→ Problem statement
Pull out every row below that contains the string "grey". Case matters.

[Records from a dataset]
* start *

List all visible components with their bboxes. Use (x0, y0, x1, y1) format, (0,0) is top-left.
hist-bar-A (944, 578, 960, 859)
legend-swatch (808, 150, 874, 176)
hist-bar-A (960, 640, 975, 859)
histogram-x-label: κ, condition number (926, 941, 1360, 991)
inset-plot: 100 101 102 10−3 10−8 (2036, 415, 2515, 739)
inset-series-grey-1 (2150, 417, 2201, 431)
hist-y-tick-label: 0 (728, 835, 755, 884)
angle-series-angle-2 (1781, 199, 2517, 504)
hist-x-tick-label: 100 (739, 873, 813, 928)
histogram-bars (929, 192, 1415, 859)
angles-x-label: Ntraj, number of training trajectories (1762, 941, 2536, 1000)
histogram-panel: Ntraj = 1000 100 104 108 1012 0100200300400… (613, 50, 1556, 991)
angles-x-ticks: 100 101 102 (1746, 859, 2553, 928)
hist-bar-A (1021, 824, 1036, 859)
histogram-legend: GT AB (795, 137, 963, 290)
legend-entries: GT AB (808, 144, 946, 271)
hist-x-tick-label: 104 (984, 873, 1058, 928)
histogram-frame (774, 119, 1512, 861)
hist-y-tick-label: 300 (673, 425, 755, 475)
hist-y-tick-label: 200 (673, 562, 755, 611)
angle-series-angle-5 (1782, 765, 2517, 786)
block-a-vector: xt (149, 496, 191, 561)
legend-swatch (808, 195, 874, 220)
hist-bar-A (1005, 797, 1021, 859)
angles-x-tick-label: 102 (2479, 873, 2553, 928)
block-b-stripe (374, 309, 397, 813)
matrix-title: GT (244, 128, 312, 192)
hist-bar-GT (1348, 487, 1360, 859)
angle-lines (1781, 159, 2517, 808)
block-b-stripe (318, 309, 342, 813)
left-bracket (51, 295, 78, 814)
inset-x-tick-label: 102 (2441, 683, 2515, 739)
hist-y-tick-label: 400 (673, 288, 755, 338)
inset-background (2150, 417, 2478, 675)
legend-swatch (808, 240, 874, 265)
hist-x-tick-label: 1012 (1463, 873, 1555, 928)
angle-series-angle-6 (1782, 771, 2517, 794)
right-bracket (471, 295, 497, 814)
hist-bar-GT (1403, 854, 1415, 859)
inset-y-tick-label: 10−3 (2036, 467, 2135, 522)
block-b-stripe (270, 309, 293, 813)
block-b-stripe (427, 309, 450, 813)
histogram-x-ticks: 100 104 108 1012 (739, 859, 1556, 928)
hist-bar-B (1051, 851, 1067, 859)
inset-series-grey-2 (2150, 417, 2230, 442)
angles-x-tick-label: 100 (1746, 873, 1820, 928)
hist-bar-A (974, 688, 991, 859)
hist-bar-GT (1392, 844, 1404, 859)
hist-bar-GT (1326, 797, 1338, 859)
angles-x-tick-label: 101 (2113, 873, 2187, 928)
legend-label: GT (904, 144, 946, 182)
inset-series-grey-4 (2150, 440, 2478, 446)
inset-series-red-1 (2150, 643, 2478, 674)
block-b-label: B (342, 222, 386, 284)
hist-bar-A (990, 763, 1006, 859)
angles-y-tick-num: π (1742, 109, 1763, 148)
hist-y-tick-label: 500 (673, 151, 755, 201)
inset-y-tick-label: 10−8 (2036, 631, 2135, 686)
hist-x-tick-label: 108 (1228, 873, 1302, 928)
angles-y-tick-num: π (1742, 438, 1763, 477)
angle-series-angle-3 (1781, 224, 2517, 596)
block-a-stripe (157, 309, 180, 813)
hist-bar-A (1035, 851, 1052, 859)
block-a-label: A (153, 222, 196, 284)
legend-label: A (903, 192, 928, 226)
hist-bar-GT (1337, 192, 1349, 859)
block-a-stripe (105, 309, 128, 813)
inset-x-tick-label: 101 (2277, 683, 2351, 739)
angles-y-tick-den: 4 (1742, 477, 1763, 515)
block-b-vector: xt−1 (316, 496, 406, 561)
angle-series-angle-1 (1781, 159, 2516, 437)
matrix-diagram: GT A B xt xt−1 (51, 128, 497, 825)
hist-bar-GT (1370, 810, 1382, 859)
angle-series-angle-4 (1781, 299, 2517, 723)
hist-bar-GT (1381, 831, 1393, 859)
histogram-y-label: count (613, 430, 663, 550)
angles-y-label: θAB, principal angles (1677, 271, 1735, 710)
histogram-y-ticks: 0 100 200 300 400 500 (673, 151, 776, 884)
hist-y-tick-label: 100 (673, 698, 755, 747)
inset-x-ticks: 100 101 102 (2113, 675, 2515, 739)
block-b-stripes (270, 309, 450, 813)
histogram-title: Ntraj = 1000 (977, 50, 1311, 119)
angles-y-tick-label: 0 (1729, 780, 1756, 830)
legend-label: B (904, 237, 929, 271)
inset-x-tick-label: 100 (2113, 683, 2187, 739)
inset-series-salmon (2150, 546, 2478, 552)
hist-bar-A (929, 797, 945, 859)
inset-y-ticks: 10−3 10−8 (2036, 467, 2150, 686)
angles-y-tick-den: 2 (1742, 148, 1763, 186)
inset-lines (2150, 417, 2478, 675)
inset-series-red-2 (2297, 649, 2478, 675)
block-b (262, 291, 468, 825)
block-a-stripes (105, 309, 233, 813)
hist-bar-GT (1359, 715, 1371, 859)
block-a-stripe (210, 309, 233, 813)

* end *

→ Response
inset-series-grey-1 (2150, 417, 2201, 431)
inset-series-grey-2 (2150, 417, 2230, 442)
inset-series-grey-4 (2150, 440, 2478, 446)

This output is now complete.